### [Problem statement]
Transcribe each record below word for word.

::: Material :::

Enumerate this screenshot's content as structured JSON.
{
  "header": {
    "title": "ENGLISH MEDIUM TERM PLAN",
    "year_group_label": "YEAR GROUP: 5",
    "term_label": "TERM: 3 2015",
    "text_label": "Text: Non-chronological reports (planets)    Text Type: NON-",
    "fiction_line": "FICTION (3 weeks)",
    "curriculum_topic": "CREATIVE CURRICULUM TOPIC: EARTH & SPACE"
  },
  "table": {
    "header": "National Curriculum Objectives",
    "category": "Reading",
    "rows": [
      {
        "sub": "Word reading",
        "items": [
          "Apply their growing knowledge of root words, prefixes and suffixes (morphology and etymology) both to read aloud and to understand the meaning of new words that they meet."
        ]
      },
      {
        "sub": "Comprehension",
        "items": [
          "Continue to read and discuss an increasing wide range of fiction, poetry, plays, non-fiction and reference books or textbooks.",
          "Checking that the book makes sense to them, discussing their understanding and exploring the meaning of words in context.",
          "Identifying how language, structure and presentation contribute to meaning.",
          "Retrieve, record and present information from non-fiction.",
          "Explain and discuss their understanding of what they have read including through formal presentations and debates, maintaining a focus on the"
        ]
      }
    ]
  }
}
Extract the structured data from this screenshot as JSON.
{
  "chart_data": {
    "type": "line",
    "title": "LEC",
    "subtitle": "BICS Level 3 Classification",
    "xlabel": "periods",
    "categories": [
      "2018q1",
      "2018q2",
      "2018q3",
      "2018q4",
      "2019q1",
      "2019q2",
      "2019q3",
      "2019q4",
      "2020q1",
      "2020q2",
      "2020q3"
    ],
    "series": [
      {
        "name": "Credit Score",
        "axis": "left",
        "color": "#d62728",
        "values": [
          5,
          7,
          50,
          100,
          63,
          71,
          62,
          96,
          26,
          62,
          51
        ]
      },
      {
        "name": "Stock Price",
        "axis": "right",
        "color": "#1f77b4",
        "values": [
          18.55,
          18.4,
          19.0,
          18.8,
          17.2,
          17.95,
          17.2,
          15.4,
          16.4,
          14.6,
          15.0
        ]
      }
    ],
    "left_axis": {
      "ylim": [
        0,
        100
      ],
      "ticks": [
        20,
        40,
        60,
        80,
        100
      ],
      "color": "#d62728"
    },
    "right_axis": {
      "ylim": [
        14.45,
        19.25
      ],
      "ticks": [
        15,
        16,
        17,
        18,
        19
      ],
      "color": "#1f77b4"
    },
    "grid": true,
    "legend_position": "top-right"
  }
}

:::

### [Solution to this problem]
Enumerate this screenshot's content as structured JSON.
{
  "header": {
    "title": "ENGLISH MEDIUM TERM PLAN",
    "year_group_label": "YEAR GROUP: 5",
    "term_label": "TERM: 3 2015",
    "text_label": "Text: Non-chronological reports (planets)    Text Type: NON-",
    "fiction_line": "FICTION (3 weeks)",
    "curriculum_topic": "CREATIVE CURRICULUM TOPIC: EARTH & SPACE"
  },
  "table": {
    "header": "National Curriculum Objectives",
    "category": "Reading",
    "rows": [
      {
        "sub": "Word reading",
        "items": [
          "Apply their growing knowledge of root words, prefixes and suffixes (morphology and etymology) both to read aloud and to understand the meaning of new words that they meet."
        ]
      },
      {
        "sub": "Comprehension",
        "items": [
          "Continue to read and discuss an increasing wide range of fiction, poetry, plays, non-fiction and reference books or textbooks.",
          "Checking that the book makes sense to them, discussing their understanding and exploring the meaning of words in context.",
          "Identifying how language, structure and presentation contribute to meaning.",
          "Retrieve, record and present information from non-fiction.",
          "Explain and discuss their understanding of what they have read including through formal presentations and debates, maintaining a focus on the"
        ]
      }
    ]
  }
}
Extract the structured data from this screenshot as JSON.
{
  "chart_data": {
    "type": "line",
    "title": "LEC",
    "subtitle": "BICS Level 3 Classification",
    "xlabel": "periods",
    "categories": [
      "2018q1",
      "2018q2",
      "2018q3",
      "2018q4",
      "2019q1",
      "2019q2",
      "2019q3",
      "2019q4",
      "2020q1",
      "2020q2",
      "2020q3"
    ],
    "series": [
      {
        "name": "Credit Score",
        "axis": "left",
        "color": "#d62728",
        "values": [
          5,
          7,
          50,
          100,
          63,
          71,
          62,
          96,
          26,
          62,
          51
        ]
      },
      {
        "name": "Stock Price",
        "axis": "right",
        "color": "#1f77b4",
        "values": [
          18.55,
          18.4,
          19.0,
          18.8,
          17.2,
          17.95,
          17.2,
          15.4,
          16.4,
          14.6,
          15.0
        ]
      }
    ],
    "left_axis": {
      "ylim": [
        0,
        100
      ],
      "ticks": [
        20,
        40,
        60,
        80,
        100
      ],
      "color": "#d62728"
    },
    "right_axis": {
      "ylim": [
        14.45,
        19.25
      ],
      "ticks": [
        15,
        16,
        17,
        18,
        19
      ],
      "color": "#1f77b4"
    },
    "grid": true,
    "legend_position": "top-right"
  }
}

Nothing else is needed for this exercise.